AIM → Pick out every line of the entries below where "Falls" occurs, and copy those lines.

RECORDS SHOWN →
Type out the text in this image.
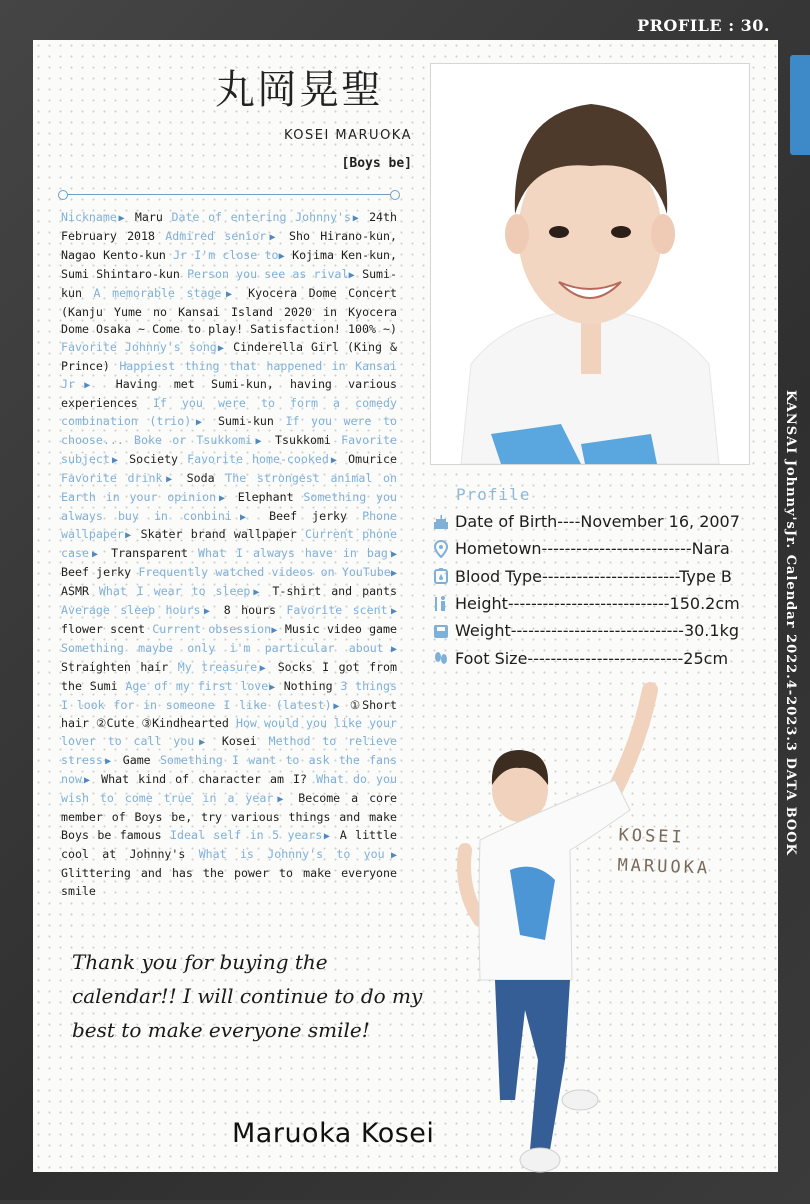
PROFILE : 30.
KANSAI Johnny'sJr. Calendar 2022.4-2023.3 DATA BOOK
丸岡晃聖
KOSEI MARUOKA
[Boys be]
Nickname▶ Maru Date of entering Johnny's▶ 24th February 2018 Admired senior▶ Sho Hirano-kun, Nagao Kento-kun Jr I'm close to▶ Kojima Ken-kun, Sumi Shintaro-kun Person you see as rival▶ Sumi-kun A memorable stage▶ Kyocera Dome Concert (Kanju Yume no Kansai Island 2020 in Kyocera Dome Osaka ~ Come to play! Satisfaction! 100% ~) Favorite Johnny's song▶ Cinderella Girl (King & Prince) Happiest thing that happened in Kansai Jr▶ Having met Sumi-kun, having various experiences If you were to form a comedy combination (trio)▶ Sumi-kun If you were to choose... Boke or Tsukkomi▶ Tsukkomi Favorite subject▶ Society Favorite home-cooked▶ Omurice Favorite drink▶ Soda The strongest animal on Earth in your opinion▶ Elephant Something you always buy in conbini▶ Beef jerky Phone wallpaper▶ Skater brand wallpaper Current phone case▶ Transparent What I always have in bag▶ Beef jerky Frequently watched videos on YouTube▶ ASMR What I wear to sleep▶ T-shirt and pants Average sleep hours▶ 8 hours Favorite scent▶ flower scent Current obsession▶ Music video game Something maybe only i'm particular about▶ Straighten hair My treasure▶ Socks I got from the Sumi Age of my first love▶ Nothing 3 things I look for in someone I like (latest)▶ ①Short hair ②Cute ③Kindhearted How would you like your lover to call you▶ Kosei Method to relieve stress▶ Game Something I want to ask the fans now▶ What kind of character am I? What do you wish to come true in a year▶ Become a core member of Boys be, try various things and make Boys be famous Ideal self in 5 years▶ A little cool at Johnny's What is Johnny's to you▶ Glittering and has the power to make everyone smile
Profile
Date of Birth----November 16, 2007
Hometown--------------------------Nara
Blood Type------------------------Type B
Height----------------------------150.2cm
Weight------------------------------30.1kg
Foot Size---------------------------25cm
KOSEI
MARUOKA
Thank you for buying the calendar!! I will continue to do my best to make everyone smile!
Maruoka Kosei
---
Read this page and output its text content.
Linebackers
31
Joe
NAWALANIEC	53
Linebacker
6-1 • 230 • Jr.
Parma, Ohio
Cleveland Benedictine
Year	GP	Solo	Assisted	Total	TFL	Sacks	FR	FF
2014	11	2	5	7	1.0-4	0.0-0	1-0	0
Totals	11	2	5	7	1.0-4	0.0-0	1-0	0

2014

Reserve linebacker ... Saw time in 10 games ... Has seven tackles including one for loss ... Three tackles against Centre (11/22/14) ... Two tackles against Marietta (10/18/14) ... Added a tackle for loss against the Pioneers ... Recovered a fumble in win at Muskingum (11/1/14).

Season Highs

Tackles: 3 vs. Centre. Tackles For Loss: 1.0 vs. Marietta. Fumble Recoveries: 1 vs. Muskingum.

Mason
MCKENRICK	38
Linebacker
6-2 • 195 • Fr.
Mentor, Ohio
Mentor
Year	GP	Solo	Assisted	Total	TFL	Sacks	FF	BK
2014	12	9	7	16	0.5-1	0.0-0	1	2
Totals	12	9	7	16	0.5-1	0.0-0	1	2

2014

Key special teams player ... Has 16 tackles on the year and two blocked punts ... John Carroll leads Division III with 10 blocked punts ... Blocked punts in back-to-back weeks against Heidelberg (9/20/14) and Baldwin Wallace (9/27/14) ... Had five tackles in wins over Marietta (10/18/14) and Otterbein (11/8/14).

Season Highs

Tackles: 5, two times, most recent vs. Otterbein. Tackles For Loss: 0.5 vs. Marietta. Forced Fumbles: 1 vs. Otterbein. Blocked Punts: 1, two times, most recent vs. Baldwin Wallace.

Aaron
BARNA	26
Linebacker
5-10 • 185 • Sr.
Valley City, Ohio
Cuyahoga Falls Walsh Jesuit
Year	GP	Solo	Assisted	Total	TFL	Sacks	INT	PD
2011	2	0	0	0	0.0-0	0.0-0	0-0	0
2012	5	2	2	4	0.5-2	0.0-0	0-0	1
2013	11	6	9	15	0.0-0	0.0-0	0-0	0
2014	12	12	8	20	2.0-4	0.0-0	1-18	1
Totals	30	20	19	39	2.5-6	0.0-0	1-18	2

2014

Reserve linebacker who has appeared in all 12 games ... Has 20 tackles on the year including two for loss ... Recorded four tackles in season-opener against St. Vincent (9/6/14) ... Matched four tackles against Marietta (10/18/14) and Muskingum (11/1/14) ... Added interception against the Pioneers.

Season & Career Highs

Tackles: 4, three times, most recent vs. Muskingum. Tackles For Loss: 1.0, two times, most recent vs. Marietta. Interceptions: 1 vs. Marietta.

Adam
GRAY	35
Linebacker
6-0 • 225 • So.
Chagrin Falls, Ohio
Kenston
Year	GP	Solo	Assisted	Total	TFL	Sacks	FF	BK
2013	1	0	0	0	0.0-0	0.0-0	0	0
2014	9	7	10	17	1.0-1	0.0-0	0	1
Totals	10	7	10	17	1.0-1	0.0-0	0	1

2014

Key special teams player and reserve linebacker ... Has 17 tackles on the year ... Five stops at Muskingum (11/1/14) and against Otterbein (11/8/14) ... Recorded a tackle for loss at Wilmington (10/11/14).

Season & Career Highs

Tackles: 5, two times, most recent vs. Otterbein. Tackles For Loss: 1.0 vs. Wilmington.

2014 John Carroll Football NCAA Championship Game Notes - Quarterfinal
--
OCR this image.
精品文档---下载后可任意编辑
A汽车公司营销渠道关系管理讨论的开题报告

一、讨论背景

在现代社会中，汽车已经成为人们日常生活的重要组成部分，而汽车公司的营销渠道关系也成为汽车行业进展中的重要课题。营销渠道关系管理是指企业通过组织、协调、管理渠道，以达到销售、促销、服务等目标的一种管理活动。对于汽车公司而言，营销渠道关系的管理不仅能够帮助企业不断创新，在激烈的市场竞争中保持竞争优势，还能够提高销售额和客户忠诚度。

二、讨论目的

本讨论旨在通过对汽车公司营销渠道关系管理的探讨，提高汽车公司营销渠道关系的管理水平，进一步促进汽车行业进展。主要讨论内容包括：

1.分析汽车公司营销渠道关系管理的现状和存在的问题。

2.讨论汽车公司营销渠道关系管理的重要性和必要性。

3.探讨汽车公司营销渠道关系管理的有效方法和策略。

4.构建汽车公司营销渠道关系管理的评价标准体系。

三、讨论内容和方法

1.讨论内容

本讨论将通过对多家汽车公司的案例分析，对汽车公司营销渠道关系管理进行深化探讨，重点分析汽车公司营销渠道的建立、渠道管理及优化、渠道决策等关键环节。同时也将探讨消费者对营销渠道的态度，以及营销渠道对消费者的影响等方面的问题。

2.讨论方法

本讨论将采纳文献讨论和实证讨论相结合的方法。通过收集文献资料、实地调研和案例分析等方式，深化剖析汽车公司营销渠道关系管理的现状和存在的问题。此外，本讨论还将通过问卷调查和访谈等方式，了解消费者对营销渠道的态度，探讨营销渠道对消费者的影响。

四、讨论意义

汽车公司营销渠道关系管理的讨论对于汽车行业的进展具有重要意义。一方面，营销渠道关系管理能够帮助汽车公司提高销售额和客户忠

RESPONSE TO THE TASK →
Cuyahoga Falls Walsh Jesuit
Chagrin Falls, Ohio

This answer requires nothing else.